Request. Skip the pictures. Quote every line below, exactly, from the one with "Extract all readable text from this page." through the final line.

[Recorded data]
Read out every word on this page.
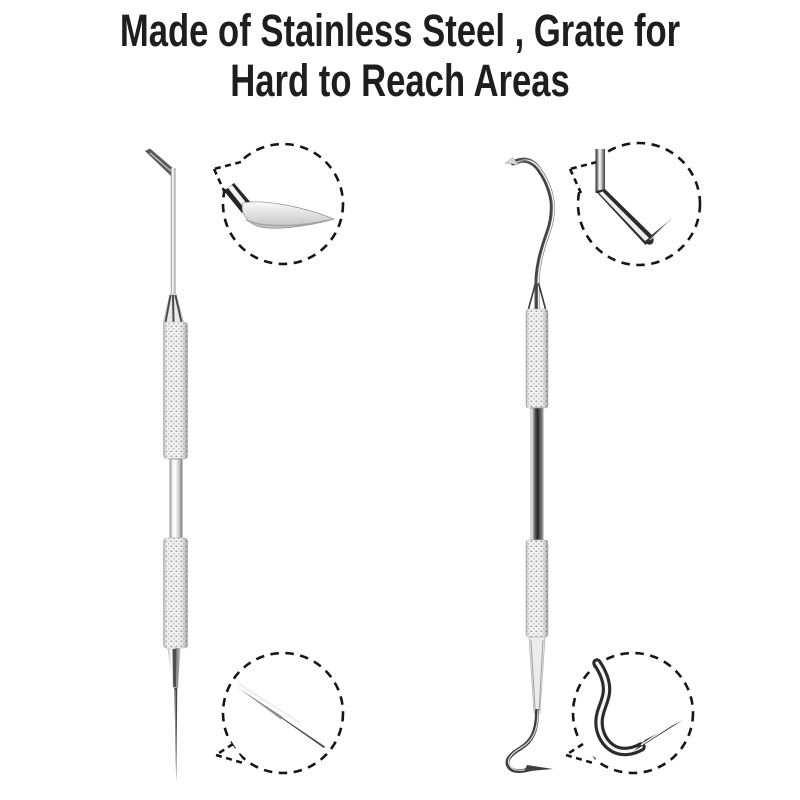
Made of Stainless Steel , Grate for
Hard to Reach Areas
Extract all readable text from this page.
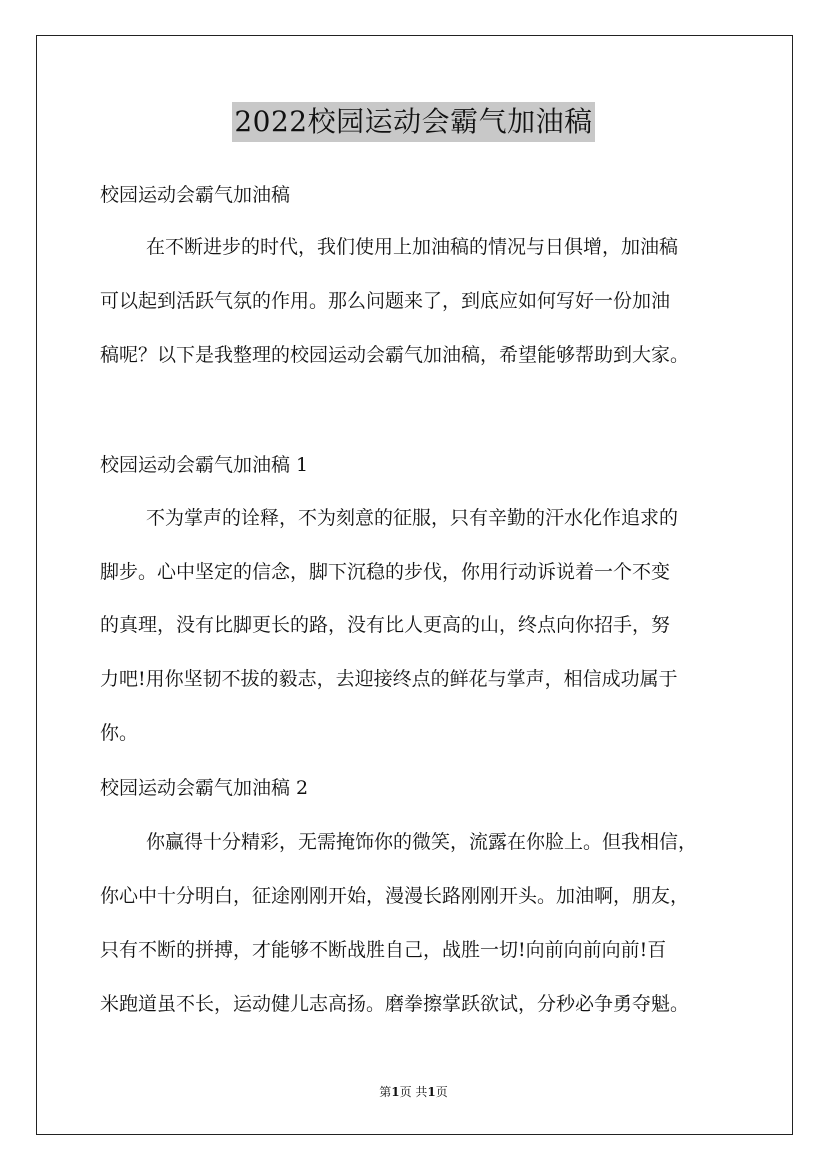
2022校园运动会霸气加油稿
校园运动会霸气加油稿
在不断进步的时代，我们使用上加油稿的情况与日俱增，加油稿
可以起到活跃气氛的作用。那么问题来了，到底应如何写好一份加油
稿呢？以下是我整理的校园运动会霸气加油稿，希望能够帮助到大家。
校园运动会霸气加油稿 1
不为掌声的诠释，不为刻意的征服，只有辛勤的汗水化作追求的
脚步。心中坚定的信念，脚下沉稳的步伐，你用行动诉说着一个不变
的真理，没有比脚更长的路，没有比人更高的山，终点向你招手，努
力吧!用你坚韧不拔的毅志，去迎接终点的鲜花与掌声，相信成功属于
你。
校园运动会霸气加油稿 2
你赢得十分精彩，无需掩饰你的微笑，流露在你脸上。但我相信，
你心中十分明白，征途刚刚开始，漫漫长路刚刚开头。加油啊，朋友，
只有不断的拼搏，才能够不断战胜自己，战胜一切!向前向前向前!百
米跑道虽不长，运动健儿志高扬。磨拳擦掌跃欲试，分秒必争勇夺魁。
第1页 共1页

Expected output.
Extract all readable text from this page.
2022校园运动会霸气加油稿
校园运动会霸气加油稿
在不断进步的时代，我们使用上加油稿的情况与日俱增，加油稿
可以起到活跃气氛的作用。那么问题来了，到底应如何写好一份加油
稿呢？以下是我整理的校园运动会霸气加油稿，希望能够帮助到大家。
校园运动会霸气加油稿 1
不为掌声的诠释，不为刻意的征服，只有辛勤的汗水化作追求的
脚步。心中坚定的信念，脚下沉稳的步伐，你用行动诉说着一个不变
的真理，没有比脚更长的路，没有比人更高的山，终点向你招手，努
力吧!用你坚韧不拔的毅志，去迎接终点的鲜花与掌声，相信成功属于
你。
校园运动会霸气加油稿 2
你赢得十分精彩，无需掩饰你的微笑，流露在你脸上。但我相信，
你心中十分明白，征途刚刚开始，漫漫长路刚刚开头。加油啊，朋友，
只有不断的拼搏，才能够不断战胜自己，战胜一切!向前向前向前!百
米跑道虽不长，运动健儿志高扬。磨拳擦掌跃欲试，分秒必争勇夺魁。
第1页 共1页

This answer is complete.